* _EXERCISE_:
Pull each line holding the word "Google" from the data.
▽
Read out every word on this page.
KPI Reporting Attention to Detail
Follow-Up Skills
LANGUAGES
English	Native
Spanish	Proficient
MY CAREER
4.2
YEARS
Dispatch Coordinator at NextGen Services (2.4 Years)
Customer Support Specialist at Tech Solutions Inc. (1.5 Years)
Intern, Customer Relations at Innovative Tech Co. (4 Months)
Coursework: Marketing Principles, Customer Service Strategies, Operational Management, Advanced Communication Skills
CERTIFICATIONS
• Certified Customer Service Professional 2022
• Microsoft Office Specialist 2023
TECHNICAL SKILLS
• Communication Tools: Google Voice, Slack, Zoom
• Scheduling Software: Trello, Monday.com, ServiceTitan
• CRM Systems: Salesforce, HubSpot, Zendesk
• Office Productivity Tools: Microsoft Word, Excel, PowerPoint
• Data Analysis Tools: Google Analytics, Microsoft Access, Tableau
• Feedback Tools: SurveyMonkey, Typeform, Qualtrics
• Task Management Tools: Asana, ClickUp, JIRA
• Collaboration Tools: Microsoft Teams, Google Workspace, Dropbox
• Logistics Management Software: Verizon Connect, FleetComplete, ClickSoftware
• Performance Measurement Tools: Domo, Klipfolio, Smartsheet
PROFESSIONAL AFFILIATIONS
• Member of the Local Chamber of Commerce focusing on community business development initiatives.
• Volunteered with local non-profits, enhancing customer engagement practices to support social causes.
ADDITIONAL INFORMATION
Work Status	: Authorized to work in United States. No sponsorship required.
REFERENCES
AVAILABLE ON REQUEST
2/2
△
▽
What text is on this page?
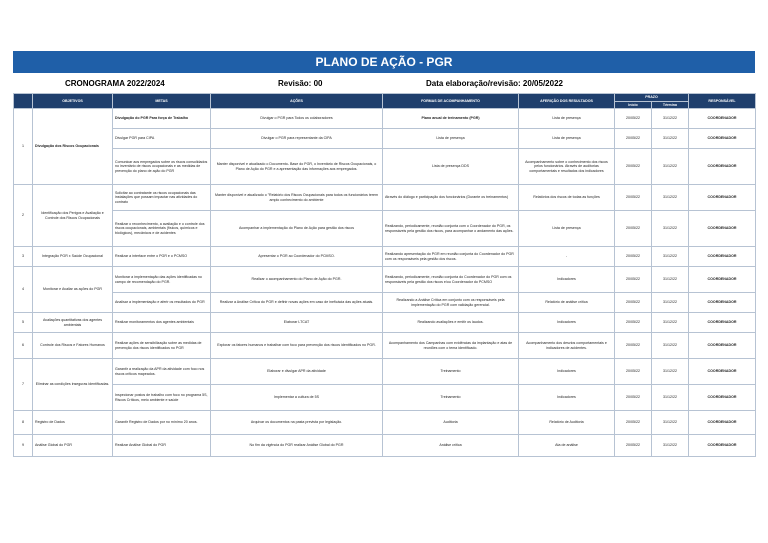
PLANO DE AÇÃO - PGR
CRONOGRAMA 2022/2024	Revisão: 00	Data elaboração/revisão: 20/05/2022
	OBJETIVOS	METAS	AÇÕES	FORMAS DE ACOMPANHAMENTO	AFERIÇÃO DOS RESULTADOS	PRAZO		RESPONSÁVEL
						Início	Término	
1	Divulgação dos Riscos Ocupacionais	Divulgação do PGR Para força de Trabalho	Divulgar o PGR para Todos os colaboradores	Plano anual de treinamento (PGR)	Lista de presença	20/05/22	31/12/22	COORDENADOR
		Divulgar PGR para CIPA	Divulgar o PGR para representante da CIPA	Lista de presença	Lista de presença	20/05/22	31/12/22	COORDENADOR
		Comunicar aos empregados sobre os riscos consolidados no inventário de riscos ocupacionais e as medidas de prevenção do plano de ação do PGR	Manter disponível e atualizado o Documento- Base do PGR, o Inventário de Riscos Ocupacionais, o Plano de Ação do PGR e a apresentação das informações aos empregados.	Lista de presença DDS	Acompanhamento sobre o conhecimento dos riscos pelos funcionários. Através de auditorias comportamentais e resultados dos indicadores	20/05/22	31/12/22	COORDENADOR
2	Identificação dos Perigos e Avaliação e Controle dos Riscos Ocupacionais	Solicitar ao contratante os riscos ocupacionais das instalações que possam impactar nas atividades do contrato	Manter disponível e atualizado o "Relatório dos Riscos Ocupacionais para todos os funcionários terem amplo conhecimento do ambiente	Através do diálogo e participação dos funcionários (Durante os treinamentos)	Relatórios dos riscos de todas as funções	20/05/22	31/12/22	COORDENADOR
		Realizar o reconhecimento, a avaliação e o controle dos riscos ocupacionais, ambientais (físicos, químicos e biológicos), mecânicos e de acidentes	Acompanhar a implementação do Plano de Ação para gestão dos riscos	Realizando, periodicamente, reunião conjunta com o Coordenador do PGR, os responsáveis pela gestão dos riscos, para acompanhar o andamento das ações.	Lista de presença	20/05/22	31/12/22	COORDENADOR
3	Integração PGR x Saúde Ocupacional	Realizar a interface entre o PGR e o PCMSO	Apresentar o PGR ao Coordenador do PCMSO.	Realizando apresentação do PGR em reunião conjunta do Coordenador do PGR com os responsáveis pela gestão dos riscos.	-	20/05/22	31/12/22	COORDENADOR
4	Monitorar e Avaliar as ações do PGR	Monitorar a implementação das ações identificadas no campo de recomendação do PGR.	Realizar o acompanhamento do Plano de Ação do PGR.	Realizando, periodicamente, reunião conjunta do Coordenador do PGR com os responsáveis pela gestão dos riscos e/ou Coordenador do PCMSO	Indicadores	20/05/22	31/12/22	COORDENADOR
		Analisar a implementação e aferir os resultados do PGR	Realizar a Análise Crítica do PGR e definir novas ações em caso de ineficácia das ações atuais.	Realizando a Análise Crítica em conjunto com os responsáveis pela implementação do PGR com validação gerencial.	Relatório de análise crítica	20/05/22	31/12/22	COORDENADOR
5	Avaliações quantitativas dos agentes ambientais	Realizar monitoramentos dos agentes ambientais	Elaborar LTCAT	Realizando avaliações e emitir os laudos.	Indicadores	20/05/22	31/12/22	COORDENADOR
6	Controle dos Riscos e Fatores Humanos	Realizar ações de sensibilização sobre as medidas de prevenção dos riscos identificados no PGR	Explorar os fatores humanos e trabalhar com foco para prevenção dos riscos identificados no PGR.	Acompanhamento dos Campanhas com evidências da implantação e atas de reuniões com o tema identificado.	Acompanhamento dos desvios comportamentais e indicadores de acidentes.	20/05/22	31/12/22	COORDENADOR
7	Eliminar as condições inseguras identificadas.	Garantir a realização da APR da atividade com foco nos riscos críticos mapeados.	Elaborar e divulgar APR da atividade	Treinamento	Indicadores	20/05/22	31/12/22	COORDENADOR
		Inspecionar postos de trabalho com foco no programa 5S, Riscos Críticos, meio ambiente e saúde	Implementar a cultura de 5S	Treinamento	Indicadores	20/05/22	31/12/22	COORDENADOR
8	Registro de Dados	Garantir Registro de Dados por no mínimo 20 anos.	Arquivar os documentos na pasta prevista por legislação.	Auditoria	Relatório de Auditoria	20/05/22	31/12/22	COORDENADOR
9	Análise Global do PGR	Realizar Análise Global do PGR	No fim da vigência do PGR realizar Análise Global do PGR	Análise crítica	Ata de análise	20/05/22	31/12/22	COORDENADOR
△
* _TASK OUTPUT_:
• Communication Tools: Google Voice, Slack, Zoom
• Data Analysis Tools: Google Analytics, Microsoft Access, Tableau
• Collaboration Tools: Microsoft Teams, Google Workspace, Dropbox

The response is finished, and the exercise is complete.